#### [What to produce]
Locate and copy each line in the data that contains the word "durch".

#### [Supplied information]

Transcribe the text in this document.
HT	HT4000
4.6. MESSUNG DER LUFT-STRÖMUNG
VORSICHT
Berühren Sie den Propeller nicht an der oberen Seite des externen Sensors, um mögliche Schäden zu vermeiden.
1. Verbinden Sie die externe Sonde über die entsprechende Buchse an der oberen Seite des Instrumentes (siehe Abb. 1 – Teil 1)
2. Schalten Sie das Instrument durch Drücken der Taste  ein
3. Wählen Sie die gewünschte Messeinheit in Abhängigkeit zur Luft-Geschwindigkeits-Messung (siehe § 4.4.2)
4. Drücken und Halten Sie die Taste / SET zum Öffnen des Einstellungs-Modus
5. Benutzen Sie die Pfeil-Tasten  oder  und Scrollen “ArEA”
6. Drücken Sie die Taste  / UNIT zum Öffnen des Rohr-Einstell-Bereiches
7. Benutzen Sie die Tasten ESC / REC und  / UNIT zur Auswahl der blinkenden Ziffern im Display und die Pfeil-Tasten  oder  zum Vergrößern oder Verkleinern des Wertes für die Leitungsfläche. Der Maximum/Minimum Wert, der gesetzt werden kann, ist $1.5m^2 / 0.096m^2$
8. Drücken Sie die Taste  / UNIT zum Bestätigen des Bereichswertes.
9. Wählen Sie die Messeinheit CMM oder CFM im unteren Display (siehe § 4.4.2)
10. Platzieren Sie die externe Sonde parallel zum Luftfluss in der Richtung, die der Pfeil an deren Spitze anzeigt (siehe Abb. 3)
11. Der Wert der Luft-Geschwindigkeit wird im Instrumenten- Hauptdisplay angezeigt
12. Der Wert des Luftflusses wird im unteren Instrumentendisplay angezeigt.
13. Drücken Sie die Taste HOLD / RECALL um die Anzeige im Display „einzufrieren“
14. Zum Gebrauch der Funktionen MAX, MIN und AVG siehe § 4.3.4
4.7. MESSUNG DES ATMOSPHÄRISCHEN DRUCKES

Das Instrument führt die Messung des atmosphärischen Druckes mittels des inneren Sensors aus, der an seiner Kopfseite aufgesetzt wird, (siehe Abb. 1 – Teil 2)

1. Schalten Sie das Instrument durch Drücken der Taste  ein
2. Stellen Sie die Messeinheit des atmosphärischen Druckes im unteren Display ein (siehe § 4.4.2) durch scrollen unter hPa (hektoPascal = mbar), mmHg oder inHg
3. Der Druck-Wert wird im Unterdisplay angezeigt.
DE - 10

#### [Exercise solution]
2. Schalten Sie das Instrument durch Drücken der Taste  ein
1. Schalten Sie das Instrument durch Drücken der Taste  ein
2. Stellen Sie die Messeinheit des atmosphärischen Druckes im unteren Display ein (siehe § 4.4.2) durch scrollen unter hPa (hektoPascal = mbar), mmHg oder inHg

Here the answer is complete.